What is the number of lines in the entries that include the word "IDETC"? Respond with the number only.

━━━ MATERIAL FOR THE TASK

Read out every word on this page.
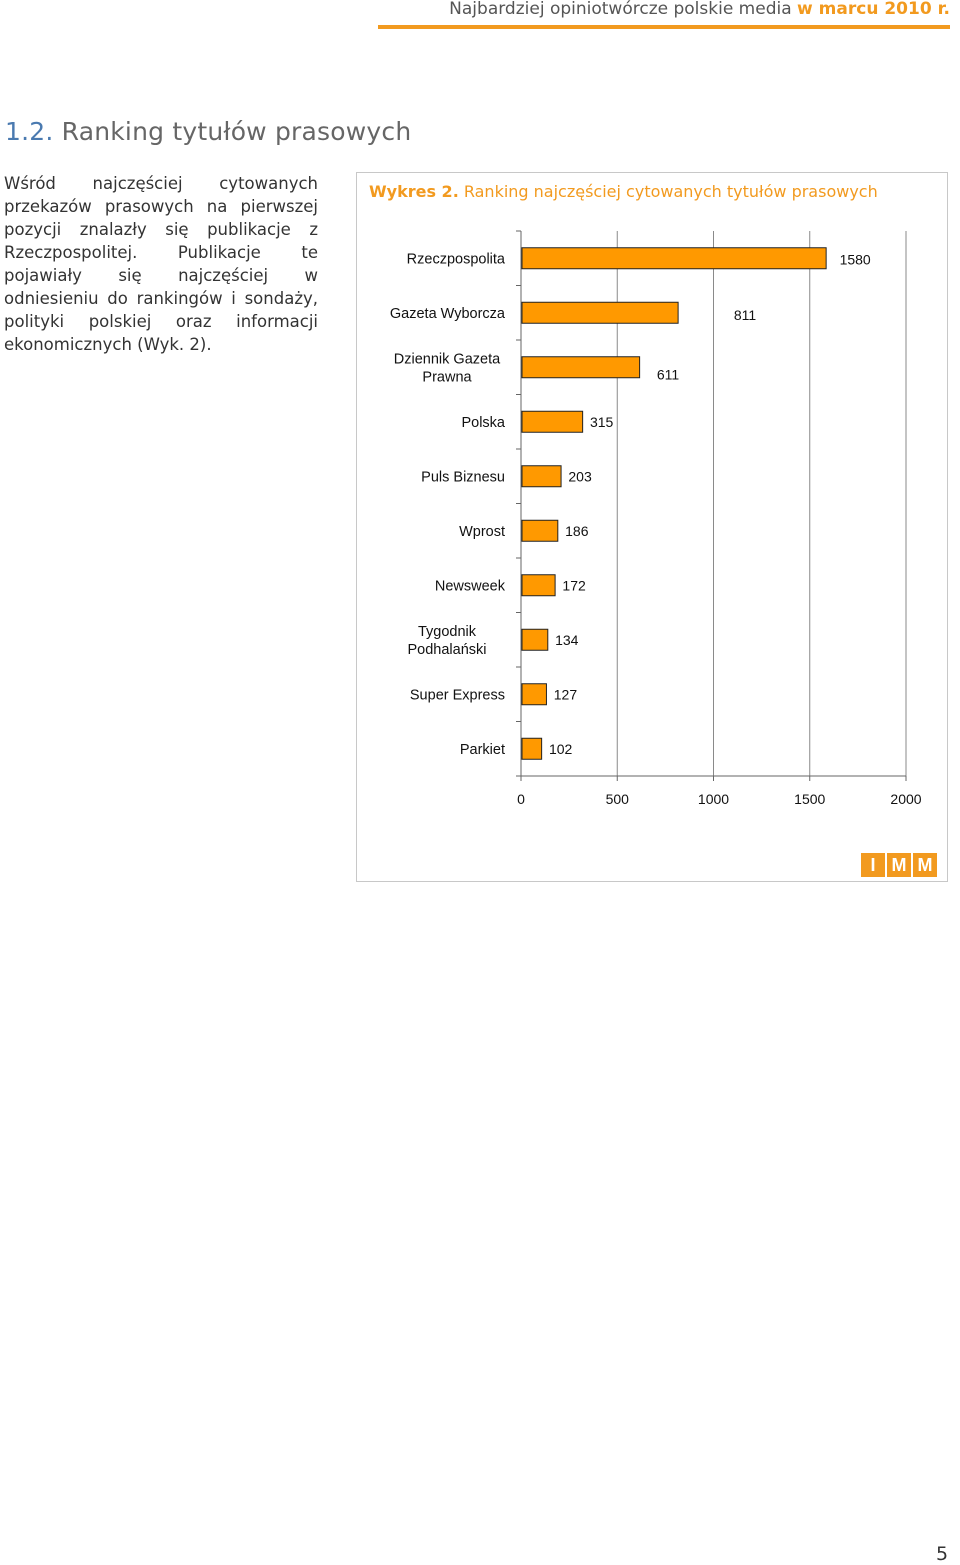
Najbardziej opiniotwórcze polskie media w marcu 2010 r.
1.2. Ranking tytułów prasowych
Wśród najczęściej cytowanych przekazów prasowych na pierwszej pozycji znalazły się publikacje z Rzeczpospolitej. Publikacje te pojawiały się najczęściej w odniesieniu do rankingów i sondaży, polityki polskiej oraz informacji ekonomicznych (Wyk. 2).
Wykres 2. Ranking najczęściej cytowanych tytułów prasowych
0	500	1000	1500	2000
1580
Rzeczpospolita
811
Gazeta Wyborcza
611
Dziennik Gazeta
Prawna
315
Polska
203
Puls Biznesu
186
Wprost
172
Newsweek
134
Tygodnik
Podhalański
127
Super Express
102
Parkiet
I M M
5
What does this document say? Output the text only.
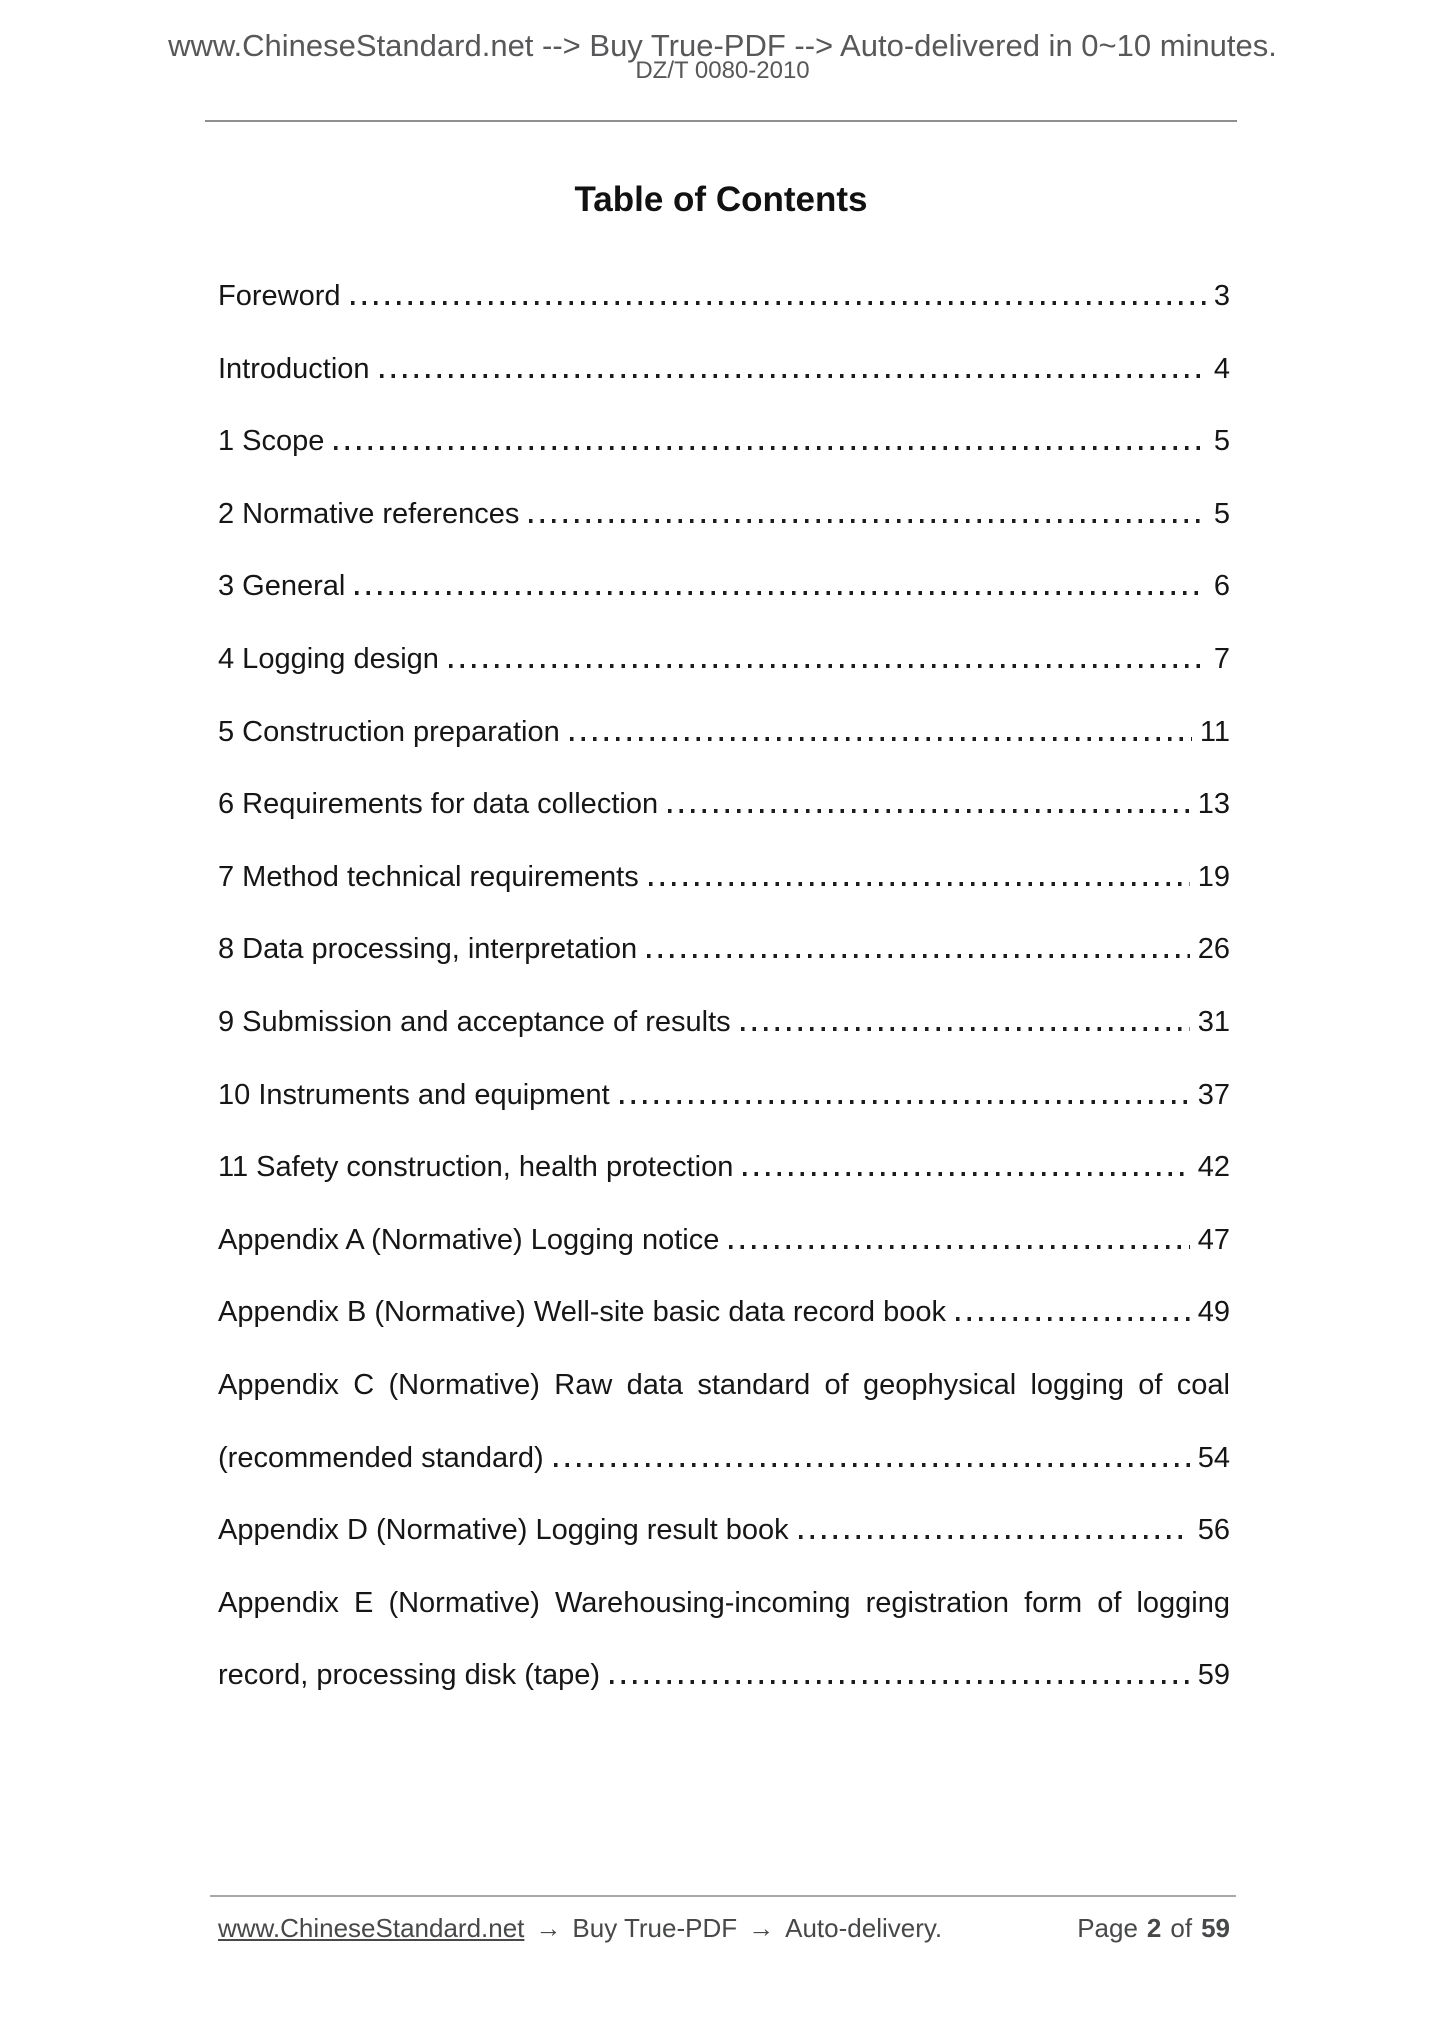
www.ChineseStandard.net --> Buy True-PDF --> Auto-delivered in 0~10 minutes.
DZ/T 0080-2010
Table of Contents
Foreword	3
Introduction	4
1 Scope	5
2 Normative references	5
3 General	6
4 Logging design	7
5 Construction preparation	11
6 Requirements for data collection	13
7 Method technical requirements	19
8 Data processing, interpretation	26
9 Submission and acceptance of results	31
10 Instruments and equipment	37
11 Safety construction, health protection	42
Appendix A (Normative) Logging notice	47
Appendix B (Normative) Well-site basic data record book	49
Appendix C (Normative) Raw data standard of geophysical logging of coal
(recommended standard)	54
Appendix D (Normative) Logging result book	56
Appendix E (Normative) Warehousing-incoming registration form of logging
record, processing disk (tape)	59
www.ChineseStandard.net → Buy True-PDF → Auto-delivery.	Page 2 of 59
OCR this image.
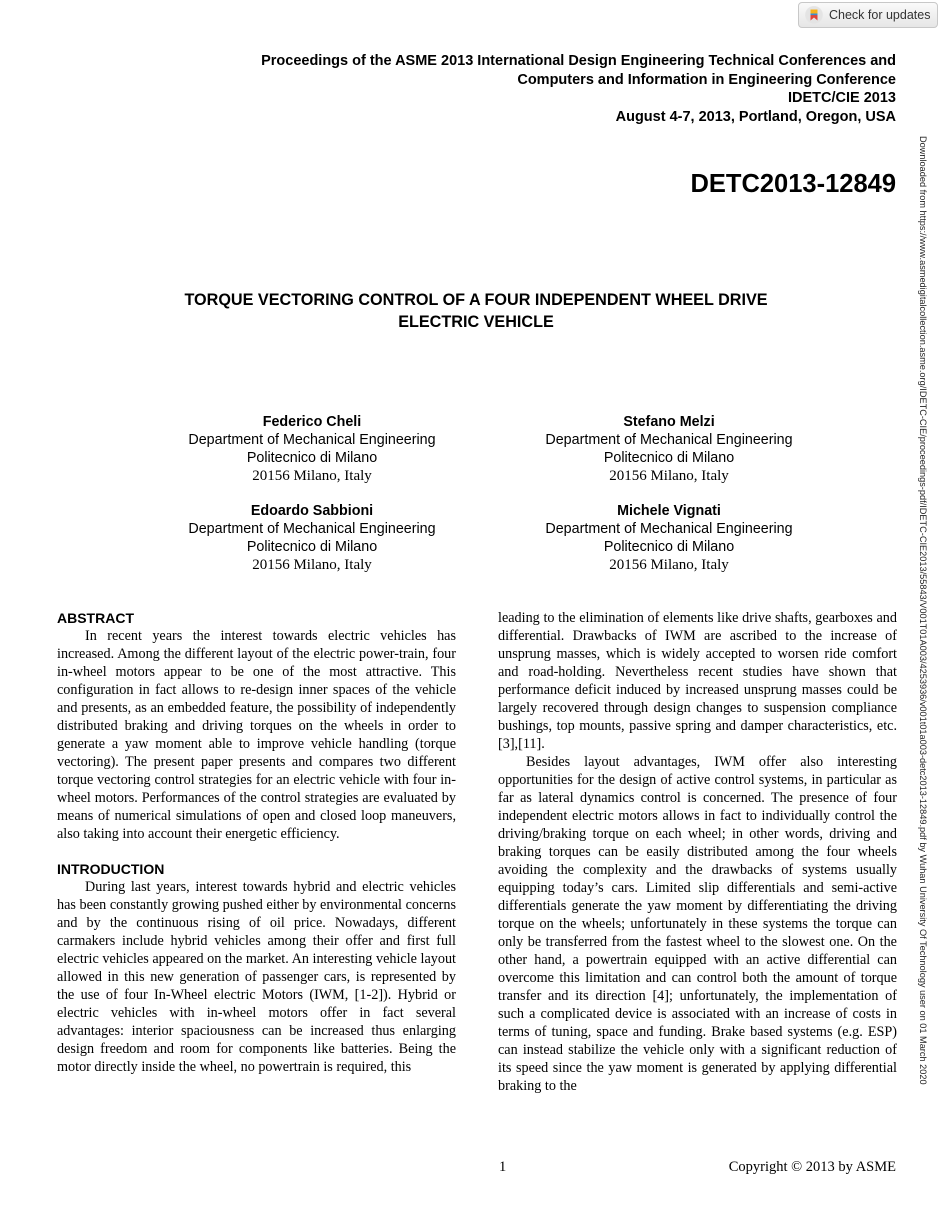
Check for updates
Proceedings of the ASME 2013 International Design Engineering Technical Conferences and
Computers and Information in Engineering Conference
IDETC/CIE 2013
August 4-7, 2013, Portland, Oregon, USA
DETC2013-12849 Downloaded from https://www.asmedigitalcollection.asme.org/IDETC-CIE/proceedings-pdf/IDETC-CIE2013/55843/V001T01A003/4253936/v001t01a003-detc2013-12849.pdf by Wuhan University Of Technology user on 01 March 2020
TORQUE VECTORING CONTROL OF A FOUR INDEPENDENT WHEEL DRIVE
ELECTRIC VEHICLE
Federico Cheli
Department of Mechanical Engineering
Politecnico di Milano
20156 Milano, Italy
Stefano Melzi
Department of Mechanical Engineering
Politecnico di Milano
20156 Milano, Italy
Edoardo Sabbioni
Department of Mechanical Engineering
Politecnico di Milano
20156 Milano, Italy
Michele Vignati
Department of Mechanical Engineering
Politecnico di Milano
20156 Milano, Italy
ABSTRACT

In recent years the interest towards electric vehicles has increased. Among the different layout of the electric power-train, four in-wheel motors appear to be one of the most attractive. This configuration in fact allows to re-design inner spaces of the vehicle and presents, as an embedded feature, the possibility of independently distributed braking and driving torques on the wheels in order to generate a yaw moment able to improve vehicle handling (torque vectoring). The present paper presents and compares two different torque vectoring control strategies for an electric vehicle with four in-wheel motors. Performances of the control strategies are evaluated by means of numerical simulations of open and closed loop maneuvers, also taking into account their energetic efficiency.

INTRODUCTION

During last years, interest towards hybrid and electric vehicles has been constantly growing pushed either by environmental concerns and by the continuous rising of oil price. Nowadays, different carmakers include hybrid vehicles among their offer and first full electric vehicles appeared on the market. An interesting vehicle layout allowed in this new generation of passenger cars, is represented by the use of four In-Wheel electric Motors (IWM, [1-2]). Hybrid or electric vehicles with in-wheel motors offer in fact several advantages: interior spaciousness can be increased thus enlarging design freedom and room for components like batteries. Being the motor directly inside the wheel, no powertrain is required, this

leading to the elimination of elements like drive shafts, gearboxes and differential. Drawbacks of IWM are ascribed to the increase of unsprung masses, which is widely accepted to worsen ride comfort and road-holding. Nevertheless recent studies have shown that performance deficit induced by increased unsprung masses could be largely recovered through design changes to suspension compliance bushings, top mounts, passive spring and damper characteristics, etc. [3],[11].

Besides layout advantages, IWM offer also interesting opportunities for the design of active control systems, in particular as far as lateral dynamics control is concerned. The presence of four independent electric motors allows in fact to individually control the driving/braking torque on each wheel; in other words, driving and braking torques can be easily distributed among the four wheels avoiding the complexity and the drawbacks of systems usually equipping today’s cars. Limited slip differentials and semi-active differentials generate the yaw moment by differentiating the driving torque on the wheels; unfortunately in these systems the torque can only be transferred from the fastest wheel to the slowest one. On the other hand, a powertrain equipped with an active differential can overcome this limitation and can control both the amount of torque transfer and its direction [4]; unfortunately, the implementation of such a complicated device is associated with an increase of costs in terms of tuning, space and funding. Brake based systems (e.g. ESP) can instead stabilize the vehicle only with a significant reduction of its speed since the yaw moment is generated by applying differential braking to the

1	Copyright © 2013 by ASME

━━━━━━

• [RESULT FOR THIS EXERCISE] 2